▸ **WHAT YOU NEED TO DO**
Extract the complete listing and output it unchanged.

★ ★ ★ ★

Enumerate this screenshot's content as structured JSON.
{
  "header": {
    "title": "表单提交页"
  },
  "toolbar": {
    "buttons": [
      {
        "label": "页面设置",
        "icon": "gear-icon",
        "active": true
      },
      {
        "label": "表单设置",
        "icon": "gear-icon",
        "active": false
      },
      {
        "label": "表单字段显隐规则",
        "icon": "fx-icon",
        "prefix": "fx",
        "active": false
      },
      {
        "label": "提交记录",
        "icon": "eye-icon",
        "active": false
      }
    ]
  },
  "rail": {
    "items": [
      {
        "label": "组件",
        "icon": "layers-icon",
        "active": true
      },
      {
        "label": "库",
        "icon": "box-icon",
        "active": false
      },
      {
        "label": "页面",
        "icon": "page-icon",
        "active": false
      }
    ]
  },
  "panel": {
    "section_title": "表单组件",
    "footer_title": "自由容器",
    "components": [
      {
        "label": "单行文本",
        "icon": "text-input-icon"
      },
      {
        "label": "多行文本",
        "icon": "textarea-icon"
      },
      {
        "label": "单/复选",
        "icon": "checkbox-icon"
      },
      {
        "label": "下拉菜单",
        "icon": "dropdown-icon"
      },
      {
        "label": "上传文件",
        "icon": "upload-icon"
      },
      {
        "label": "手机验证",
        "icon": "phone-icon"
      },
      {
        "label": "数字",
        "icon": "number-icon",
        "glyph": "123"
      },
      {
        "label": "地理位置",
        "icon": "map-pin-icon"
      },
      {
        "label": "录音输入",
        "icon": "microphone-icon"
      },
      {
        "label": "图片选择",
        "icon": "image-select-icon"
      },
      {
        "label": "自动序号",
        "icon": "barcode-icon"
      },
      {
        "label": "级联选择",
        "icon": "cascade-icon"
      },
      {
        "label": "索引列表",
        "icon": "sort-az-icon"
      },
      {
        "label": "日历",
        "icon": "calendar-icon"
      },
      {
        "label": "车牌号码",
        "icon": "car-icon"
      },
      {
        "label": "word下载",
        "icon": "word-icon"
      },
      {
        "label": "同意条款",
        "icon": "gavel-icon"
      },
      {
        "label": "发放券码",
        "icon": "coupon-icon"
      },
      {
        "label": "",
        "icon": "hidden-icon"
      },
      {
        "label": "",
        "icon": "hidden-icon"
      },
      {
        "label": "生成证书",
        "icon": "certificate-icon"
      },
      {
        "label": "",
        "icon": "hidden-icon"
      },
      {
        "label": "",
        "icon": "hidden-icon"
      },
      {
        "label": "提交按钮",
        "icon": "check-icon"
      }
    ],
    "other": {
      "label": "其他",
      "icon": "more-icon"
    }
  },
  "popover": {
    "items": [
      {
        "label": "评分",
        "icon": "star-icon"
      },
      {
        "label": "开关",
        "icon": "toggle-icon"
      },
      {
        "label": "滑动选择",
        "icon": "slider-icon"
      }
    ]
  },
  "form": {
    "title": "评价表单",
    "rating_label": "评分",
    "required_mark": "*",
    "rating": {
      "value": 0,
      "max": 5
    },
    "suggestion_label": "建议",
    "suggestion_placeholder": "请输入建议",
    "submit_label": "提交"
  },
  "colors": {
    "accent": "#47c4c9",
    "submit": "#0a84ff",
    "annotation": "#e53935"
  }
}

★ ★ ★ ★

▸ **RESULT BELOW**
Enumerate this screenshot's content as structured JSON.
{
  "header": {
    "title": "表单提交页"
  },
  "toolbar": {
    "buttons": [
      {
        "label": "页面设置",
        "icon": "gear-icon",
        "active": true
      },
      {
        "label": "表单设置",
        "icon": "gear-icon",
        "active": false
      },
      {
        "label": "表单字段显隐规则",
        "icon": "fx-icon",
        "prefix": "fx",
        "active": false
      },
      {
        "label": "提交记录",
        "icon": "eye-icon",
        "active": false
      }
    ]
  },
  "rail": {
    "items": [
      {
        "label": "组件",
        "icon": "layers-icon",
        "active": true
      },
      {
        "label": "库",
        "icon": "box-icon",
        "active": false
      },
      {
        "label": "页面",
        "icon": "page-icon",
        "active": false
      }
    ]
  },
  "panel": {
    "section_title": "表单组件",
    "footer_title": "自由容器",
    "components": [
      {
        "label": "单行文本",
        "icon": "text-input-icon"
      },
      {
        "label": "多行文本",
        "icon": "textarea-icon"
      },
      {
        "label": "单/复选",
        "icon": "checkbox-icon"
      },
      {
        "label": "下拉菜单",
        "icon": "dropdown-icon"
      },
      {
        "label": "上传文件",
        "icon": "upload-icon"
      },
      {
        "label": "手机验证",
        "icon": "phone-icon"
      },
      {
        "label": "数字",
        "icon": "number-icon",
        "glyph": "123"
      },
      {
        "label": "地理位置",
        "icon": "map-pin-icon"
      },
      {
        "label": "录音输入",
        "icon": "microphone-icon"
      },
      {
        "label": "图片选择",
        "icon": "image-select-icon"
      },
      {
        "label": "自动序号",
        "icon": "barcode-icon"
      },
      {
        "label": "级联选择",
        "icon": "cascade-icon"
      },
      {
        "label": "索引列表",
        "icon": "sort-az-icon"
      },
      {
        "label": "日历",
        "icon": "calendar-icon"
      },
      {
        "label": "车牌号码",
        "icon": "car-icon"
      },
      {
        "label": "word下载",
        "icon": "word-icon"
      },
      {
        "label": "同意条款",
        "icon": "gavel-icon"
      },
      {
        "label": "发放券码",
        "icon": "coupon-icon"
      },
      {
        "label": "",
        "icon": "hidden-icon"
      },
      {
        "label": "",
        "icon": "hidden-icon"
      },
      {
        "label": "生成证书",
        "icon": "certificate-icon"
      },
      {
        "label": "",
        "icon": "hidden-icon"
      },
      {
        "label": "",
        "icon": "hidden-icon"
      },
      {
        "label": "提交按钮",
        "icon": "check-icon"
      }
    ],
    "other": {
      "label": "其他",
      "icon": "more-icon"
    }
  },
  "popover": {
    "items": [
      {
        "label": "评分",
        "icon": "star-icon"
      },
      {
        "label": "开关",
        "icon": "toggle-icon"
      },
      {
        "label": "滑动选择",
        "icon": "slider-icon"
      }
    ]
  },
  "form": {
    "title": "评价表单",
    "rating_label": "评分",
    "required_mark": "*",
    "rating": {
      "value": 0,
      "max": 5
    },
    "suggestion_label": "建议",
    "suggestion_placeholder": "请输入建议",
    "submit_label": "提交"
  },
  "colors": {
    "accent": "#47c4c9",
    "submit": "#0a84ff",
    "annotation": "#e53935"
  }
}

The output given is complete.